Dataset records
########################################
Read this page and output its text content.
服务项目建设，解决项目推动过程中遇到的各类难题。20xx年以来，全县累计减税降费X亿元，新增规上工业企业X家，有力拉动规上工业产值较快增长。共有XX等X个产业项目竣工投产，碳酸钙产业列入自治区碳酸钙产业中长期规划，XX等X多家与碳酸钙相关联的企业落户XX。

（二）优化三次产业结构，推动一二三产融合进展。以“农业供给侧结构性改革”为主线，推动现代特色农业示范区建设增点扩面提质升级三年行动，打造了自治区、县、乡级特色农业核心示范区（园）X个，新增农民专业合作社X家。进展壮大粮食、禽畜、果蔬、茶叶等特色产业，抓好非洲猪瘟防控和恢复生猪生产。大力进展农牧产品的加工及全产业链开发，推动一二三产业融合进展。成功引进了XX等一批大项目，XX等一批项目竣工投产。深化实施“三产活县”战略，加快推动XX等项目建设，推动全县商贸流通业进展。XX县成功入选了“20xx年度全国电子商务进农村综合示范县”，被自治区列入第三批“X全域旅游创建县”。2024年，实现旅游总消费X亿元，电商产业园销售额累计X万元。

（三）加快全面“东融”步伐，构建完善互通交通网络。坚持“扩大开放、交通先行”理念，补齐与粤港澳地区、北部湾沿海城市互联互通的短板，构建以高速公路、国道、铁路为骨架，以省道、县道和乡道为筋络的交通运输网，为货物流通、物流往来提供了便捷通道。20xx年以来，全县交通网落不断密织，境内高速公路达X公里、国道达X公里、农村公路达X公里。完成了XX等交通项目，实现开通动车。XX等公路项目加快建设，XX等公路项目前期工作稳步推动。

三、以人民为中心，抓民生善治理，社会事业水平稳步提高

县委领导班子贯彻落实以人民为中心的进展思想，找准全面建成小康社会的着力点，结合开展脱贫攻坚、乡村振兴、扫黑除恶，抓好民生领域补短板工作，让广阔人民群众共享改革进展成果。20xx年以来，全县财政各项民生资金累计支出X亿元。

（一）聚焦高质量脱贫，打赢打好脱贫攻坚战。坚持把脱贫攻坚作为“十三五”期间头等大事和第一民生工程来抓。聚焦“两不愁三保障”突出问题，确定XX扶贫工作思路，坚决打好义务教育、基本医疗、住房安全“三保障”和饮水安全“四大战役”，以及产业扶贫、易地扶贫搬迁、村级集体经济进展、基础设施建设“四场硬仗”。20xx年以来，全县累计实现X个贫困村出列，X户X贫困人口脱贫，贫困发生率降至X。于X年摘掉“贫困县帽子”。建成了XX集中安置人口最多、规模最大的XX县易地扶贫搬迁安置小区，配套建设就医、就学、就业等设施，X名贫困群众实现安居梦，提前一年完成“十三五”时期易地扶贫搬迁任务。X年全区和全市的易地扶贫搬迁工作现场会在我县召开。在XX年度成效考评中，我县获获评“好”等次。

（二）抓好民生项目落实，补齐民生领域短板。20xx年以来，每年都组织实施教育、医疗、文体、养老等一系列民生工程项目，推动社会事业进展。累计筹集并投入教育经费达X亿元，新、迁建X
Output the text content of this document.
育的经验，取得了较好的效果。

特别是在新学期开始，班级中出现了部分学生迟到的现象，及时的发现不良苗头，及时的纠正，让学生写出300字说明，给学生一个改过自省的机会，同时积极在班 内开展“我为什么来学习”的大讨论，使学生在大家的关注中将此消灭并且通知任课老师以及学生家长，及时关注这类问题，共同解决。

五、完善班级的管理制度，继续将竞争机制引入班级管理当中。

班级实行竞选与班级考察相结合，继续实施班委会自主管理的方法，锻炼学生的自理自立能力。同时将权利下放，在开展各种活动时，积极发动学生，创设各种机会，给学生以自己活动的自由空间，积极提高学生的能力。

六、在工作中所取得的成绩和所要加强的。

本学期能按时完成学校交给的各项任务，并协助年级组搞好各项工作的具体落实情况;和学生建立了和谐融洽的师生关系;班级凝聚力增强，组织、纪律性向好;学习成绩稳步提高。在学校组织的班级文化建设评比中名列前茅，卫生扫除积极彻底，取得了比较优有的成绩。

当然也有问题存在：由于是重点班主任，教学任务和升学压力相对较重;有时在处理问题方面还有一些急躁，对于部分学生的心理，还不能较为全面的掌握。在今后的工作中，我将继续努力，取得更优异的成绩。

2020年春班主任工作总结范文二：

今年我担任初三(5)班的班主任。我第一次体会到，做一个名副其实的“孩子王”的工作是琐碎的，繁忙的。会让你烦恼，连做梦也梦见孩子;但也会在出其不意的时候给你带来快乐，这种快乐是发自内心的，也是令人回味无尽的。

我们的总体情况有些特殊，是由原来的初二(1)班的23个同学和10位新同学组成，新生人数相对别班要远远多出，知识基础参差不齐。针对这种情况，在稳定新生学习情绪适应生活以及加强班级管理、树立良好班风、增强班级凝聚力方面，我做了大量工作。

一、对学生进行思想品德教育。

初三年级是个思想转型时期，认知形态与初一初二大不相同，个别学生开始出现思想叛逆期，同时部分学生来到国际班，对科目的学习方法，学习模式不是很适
########################################
SET TASK >> Count each line of the entries that holds the word "text", then state the total and nothing more.

OUTPUT FOR THIS EXERCISE >> 2